Input data:
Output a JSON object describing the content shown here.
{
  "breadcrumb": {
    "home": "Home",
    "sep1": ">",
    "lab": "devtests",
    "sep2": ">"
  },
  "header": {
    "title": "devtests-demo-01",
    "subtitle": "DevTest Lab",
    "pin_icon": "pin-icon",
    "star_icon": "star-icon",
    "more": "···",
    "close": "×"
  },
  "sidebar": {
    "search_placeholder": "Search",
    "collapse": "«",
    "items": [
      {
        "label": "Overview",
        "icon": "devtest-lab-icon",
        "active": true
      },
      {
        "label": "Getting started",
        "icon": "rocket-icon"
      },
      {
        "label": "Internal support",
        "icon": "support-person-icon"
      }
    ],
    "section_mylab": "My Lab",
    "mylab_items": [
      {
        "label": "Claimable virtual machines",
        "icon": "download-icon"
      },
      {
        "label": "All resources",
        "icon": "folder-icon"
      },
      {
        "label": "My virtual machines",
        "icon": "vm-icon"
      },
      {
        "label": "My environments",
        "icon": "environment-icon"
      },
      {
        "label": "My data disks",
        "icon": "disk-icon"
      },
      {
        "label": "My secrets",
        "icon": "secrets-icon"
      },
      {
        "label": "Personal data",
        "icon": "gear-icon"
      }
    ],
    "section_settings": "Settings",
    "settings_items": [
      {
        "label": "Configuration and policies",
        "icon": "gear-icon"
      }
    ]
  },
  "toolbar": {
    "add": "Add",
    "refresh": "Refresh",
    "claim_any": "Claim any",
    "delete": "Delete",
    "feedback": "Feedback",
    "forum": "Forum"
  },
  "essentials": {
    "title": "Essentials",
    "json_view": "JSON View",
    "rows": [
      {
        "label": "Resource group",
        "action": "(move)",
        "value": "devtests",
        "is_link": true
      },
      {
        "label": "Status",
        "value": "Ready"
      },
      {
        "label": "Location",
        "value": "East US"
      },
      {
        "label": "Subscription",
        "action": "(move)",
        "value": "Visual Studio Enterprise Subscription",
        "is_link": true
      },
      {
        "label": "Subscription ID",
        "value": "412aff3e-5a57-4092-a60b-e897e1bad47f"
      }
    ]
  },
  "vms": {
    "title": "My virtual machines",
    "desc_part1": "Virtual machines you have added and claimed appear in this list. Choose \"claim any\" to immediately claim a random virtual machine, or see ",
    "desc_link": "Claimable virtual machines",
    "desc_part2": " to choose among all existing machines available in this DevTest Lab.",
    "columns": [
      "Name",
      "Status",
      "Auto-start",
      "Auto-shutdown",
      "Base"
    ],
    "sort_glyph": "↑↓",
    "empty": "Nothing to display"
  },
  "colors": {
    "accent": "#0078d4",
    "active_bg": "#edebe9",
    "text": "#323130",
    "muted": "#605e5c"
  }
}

Exercise:
Extract all of the material exactly as it is written.

Solved exercise:
Output a JSON object describing the content shown here.
{
  "breadcrumb": {
    "home": "Home",
    "sep1": ">",
    "lab": "devtests",
    "sep2": ">"
  },
  "header": {
    "title": "devtests-demo-01",
    "subtitle": "DevTest Lab",
    "pin_icon": "pin-icon",
    "star_icon": "star-icon",
    "more": "···",
    "close": "×"
  },
  "sidebar": {
    "search_placeholder": "Search",
    "collapse": "«",
    "items": [
      {
        "label": "Overview",
        "icon": "devtest-lab-icon",
        "active": true
      },
      {
        "label": "Getting started",
        "icon": "rocket-icon"
      },
      {
        "label": "Internal support",
        "icon": "support-person-icon"
      }
    ],
    "section_mylab": "My Lab",
    "mylab_items": [
      {
        "label": "Claimable virtual machines",
        "icon": "download-icon"
      },
      {
        "label": "All resources",
        "icon": "folder-icon"
      },
      {
        "label": "My virtual machines",
        "icon": "vm-icon"
      },
      {
        "label": "My environments",
        "icon": "environment-icon"
      },
      {
        "label": "My data disks",
        "icon": "disk-icon"
      },
      {
        "label": "My secrets",
        "icon": "secrets-icon"
      },
      {
        "label": "Personal data",
        "icon": "gear-icon"
      }
    ],
    "section_settings": "Settings",
    "settings_items": [
      {
        "label": "Configuration and policies",
        "icon": "gear-icon"
      }
    ]
  },
  "toolbar": {
    "add": "Add",
    "refresh": "Refresh",
    "claim_any": "Claim any",
    "delete": "Delete",
    "feedback": "Feedback",
    "forum": "Forum"
  },
  "essentials": {
    "title": "Essentials",
    "json_view": "JSON View",
    "rows": [
      {
        "label": "Resource group",
        "action": "(move)",
        "value": "devtests",
        "is_link": true
      },
      {
        "label": "Status",
        "value": "Ready"
      },
      {
        "label": "Location",
        "value": "East US"
      },
      {
        "label": "Subscription",
        "action": "(move)",
        "value": "Visual Studio Enterprise Subscription",
        "is_link": true
      },
      {
        "label": "Subscription ID",
        "value": "412aff3e-5a57-4092-a60b-e897e1bad47f"
      }
    ]
  },
  "vms": {
    "title": "My virtual machines",
    "desc_part1": "Virtual machines you have added and claimed appear in this list. Choose \"claim any\" to immediately claim a random virtual machine, or see ",
    "desc_link": "Claimable virtual machines",
    "desc_part2": " to choose among all existing machines available in this DevTest Lab.",
    "columns": [
      "Name",
      "Status",
      "Auto-start",
      "Auto-shutdown",
      "Base"
    ],
    "sort_glyph": "↑↓",
    "empty": "Nothing to display"
  },
  "colors": {
    "accent": "#0078d4",
    "active_bg": "#edebe9",
    "text": "#323130",
    "muted": "#605e5c"
  }
}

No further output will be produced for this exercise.